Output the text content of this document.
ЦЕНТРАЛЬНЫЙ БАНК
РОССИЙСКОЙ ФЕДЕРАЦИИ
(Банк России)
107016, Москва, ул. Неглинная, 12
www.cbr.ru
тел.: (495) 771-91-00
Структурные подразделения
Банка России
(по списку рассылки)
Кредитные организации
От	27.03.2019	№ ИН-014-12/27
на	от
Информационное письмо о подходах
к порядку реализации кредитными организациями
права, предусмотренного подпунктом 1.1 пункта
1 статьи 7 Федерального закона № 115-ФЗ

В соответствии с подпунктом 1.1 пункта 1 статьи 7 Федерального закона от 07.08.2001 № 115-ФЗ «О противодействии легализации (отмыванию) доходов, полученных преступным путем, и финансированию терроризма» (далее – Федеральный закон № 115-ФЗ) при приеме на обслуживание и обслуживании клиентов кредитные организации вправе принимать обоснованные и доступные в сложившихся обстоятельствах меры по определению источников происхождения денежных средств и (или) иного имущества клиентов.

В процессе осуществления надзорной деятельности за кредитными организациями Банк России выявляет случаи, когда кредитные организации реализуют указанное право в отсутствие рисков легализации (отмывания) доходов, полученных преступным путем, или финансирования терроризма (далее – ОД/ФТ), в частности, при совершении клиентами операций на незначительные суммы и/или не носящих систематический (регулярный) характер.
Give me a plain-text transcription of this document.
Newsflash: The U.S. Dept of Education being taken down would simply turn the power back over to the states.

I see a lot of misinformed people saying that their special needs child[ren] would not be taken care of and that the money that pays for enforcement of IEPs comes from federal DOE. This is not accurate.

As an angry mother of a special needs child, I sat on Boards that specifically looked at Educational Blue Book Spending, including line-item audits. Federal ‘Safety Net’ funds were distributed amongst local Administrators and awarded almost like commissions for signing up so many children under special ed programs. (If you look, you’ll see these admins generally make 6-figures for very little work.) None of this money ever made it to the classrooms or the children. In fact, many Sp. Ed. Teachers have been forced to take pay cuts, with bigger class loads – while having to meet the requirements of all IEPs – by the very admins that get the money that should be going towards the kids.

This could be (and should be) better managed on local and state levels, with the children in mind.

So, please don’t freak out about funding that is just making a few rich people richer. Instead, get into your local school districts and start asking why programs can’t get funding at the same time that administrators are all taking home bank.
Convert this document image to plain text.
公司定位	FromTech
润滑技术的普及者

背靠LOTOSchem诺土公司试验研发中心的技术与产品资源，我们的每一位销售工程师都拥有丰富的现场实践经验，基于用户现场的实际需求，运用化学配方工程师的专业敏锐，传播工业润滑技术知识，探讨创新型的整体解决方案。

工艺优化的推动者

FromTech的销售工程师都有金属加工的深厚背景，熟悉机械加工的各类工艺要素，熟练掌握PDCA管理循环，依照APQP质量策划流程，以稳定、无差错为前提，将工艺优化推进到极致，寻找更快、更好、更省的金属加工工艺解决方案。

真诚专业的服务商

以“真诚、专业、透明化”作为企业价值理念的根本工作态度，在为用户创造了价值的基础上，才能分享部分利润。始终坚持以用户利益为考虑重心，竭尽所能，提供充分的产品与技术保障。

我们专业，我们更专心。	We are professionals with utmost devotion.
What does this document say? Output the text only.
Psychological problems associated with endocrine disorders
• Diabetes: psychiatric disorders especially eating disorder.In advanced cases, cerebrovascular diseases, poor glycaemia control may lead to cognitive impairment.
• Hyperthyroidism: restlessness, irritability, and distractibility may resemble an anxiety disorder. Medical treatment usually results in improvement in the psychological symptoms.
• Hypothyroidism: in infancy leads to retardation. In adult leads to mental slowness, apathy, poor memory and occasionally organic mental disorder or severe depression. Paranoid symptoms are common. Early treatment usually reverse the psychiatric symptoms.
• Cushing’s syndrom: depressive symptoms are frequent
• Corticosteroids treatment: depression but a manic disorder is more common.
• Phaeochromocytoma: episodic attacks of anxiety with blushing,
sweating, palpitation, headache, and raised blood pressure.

++++++++

*Required task*: Return each line where "taken" shows up.

*Result of the exercise*:
Newsflash: The U.S. Dept of Education being taken down would simply turn the power back over to the states.
I see a lot of misinformed people saying that their special needs child[ren] would not be taken care of and that the money that pays for enforcement of IEPs comes from federal DOE. This is not accurate.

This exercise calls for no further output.